» Task objective: Select all lines holding the word "Classifieds" from the entries that follow.

Records from a collection:
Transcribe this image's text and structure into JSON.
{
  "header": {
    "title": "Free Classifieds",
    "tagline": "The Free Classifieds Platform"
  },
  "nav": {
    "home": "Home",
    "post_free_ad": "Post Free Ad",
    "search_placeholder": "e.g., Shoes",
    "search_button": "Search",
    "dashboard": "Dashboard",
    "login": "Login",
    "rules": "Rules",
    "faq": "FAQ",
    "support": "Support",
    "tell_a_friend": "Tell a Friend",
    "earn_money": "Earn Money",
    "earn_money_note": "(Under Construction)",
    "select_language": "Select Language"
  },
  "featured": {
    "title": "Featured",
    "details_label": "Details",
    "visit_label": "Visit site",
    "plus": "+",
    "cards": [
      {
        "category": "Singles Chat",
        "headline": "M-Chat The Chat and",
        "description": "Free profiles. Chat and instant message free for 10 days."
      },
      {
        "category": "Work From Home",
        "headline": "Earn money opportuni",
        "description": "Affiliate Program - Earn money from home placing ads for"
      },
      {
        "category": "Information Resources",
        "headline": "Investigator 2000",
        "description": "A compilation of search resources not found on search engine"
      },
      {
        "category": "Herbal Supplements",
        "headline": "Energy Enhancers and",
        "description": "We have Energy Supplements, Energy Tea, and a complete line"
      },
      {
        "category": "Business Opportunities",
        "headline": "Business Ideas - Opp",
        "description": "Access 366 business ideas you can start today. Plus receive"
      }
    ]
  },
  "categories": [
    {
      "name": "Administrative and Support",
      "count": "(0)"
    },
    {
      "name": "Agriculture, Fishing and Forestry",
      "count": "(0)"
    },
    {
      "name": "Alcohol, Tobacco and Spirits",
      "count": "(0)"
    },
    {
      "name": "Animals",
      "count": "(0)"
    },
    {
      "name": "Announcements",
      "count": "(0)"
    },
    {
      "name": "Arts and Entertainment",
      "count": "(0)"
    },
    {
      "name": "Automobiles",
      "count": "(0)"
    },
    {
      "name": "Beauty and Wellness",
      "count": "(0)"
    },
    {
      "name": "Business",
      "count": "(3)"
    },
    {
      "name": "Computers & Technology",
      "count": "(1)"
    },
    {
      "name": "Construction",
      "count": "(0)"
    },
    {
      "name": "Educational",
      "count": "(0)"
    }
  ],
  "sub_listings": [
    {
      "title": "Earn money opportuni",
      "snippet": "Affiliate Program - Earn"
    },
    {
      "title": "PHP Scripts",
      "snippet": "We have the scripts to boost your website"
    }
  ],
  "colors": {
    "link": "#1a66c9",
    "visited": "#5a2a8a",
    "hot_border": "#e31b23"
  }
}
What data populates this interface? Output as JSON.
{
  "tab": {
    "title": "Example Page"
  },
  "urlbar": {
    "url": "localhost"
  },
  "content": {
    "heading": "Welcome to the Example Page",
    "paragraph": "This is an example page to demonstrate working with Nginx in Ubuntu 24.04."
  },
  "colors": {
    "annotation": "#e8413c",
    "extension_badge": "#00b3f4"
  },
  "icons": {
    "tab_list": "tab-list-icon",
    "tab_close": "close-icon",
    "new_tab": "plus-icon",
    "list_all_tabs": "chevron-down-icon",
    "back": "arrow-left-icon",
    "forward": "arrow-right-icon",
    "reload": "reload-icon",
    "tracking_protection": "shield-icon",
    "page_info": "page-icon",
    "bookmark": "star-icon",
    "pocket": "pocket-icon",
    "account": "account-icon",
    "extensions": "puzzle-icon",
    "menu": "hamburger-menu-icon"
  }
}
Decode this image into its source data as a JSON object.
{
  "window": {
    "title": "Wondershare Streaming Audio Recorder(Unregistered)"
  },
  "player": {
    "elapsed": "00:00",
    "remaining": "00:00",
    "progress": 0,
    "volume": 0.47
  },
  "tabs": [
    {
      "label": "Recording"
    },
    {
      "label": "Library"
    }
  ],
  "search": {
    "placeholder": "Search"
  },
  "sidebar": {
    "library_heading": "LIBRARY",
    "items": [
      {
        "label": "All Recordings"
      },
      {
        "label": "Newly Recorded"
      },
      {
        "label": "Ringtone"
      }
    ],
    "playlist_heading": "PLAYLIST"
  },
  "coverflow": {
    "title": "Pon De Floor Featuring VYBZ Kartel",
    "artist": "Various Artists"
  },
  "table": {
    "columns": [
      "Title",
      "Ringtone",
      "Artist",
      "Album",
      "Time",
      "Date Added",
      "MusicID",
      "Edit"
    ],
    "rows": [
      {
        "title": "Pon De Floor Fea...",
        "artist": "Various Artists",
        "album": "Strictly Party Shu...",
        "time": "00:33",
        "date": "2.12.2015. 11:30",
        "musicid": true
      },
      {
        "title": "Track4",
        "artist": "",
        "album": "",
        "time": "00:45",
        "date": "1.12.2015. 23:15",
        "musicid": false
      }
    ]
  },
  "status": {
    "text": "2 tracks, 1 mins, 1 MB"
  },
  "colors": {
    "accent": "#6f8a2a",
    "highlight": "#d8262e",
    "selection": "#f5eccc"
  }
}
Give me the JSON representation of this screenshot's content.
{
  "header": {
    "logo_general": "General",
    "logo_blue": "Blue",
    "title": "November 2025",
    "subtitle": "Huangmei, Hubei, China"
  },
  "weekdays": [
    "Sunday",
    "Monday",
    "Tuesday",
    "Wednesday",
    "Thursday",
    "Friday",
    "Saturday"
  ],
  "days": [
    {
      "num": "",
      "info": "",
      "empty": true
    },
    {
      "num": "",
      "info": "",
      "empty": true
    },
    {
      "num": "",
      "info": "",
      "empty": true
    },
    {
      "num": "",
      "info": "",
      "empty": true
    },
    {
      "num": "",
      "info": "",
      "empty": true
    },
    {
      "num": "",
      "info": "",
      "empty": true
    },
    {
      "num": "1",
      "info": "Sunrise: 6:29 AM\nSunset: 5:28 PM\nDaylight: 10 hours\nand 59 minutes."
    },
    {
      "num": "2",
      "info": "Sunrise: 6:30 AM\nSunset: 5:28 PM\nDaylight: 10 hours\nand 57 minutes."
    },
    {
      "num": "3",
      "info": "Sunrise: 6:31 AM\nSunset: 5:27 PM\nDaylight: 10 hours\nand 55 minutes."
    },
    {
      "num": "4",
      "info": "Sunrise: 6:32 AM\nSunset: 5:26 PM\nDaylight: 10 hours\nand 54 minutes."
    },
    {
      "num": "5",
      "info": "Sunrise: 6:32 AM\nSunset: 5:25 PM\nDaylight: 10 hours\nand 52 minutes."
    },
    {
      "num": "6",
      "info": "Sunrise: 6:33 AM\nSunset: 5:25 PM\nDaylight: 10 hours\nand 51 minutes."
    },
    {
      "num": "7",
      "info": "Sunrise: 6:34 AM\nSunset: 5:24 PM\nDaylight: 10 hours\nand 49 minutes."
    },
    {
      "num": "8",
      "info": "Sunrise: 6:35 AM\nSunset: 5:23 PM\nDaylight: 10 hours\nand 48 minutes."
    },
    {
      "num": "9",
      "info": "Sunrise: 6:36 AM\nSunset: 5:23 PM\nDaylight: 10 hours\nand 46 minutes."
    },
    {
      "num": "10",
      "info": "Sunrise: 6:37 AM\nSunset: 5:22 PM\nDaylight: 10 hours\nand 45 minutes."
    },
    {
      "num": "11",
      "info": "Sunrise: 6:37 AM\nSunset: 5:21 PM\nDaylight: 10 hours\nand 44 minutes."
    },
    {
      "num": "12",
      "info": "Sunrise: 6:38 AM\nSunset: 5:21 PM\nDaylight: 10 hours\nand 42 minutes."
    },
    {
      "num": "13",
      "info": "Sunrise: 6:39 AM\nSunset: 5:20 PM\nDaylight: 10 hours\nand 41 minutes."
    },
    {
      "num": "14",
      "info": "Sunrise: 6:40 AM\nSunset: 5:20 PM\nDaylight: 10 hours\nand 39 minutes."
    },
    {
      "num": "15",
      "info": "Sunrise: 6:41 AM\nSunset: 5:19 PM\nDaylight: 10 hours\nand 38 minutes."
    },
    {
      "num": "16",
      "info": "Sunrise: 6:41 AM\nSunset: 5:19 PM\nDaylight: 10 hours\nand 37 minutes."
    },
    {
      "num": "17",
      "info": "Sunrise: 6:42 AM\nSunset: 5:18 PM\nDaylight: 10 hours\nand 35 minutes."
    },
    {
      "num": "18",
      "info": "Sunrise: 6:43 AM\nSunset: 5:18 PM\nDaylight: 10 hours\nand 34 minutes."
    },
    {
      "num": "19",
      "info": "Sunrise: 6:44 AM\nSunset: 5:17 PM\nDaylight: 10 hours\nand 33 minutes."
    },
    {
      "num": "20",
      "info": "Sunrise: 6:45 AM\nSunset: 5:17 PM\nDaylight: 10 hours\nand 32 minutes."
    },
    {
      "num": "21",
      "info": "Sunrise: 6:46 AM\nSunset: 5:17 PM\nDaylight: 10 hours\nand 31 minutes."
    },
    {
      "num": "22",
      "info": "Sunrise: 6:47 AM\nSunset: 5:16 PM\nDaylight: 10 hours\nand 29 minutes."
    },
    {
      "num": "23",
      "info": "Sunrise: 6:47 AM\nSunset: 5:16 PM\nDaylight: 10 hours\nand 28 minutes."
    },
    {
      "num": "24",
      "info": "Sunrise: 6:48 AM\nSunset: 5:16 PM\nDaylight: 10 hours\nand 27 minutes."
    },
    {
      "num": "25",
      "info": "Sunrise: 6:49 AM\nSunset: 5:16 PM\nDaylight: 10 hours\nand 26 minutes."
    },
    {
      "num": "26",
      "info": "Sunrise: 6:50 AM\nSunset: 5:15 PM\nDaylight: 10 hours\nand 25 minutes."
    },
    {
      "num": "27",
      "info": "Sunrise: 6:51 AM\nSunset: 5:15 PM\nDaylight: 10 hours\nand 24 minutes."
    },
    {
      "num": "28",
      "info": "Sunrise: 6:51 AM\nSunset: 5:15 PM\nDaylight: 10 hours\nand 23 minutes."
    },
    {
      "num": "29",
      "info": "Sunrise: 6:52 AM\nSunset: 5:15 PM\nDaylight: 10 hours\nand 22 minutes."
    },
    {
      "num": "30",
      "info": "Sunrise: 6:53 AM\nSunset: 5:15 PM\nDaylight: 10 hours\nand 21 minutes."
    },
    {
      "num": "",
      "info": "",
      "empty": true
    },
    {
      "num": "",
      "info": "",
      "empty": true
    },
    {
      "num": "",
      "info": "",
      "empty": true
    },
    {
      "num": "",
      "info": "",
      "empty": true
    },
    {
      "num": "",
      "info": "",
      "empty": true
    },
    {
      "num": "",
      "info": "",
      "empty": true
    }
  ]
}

» Correct answer:
    "title": "Free Classifieds",
    "tagline": "The Free Classifieds Platform"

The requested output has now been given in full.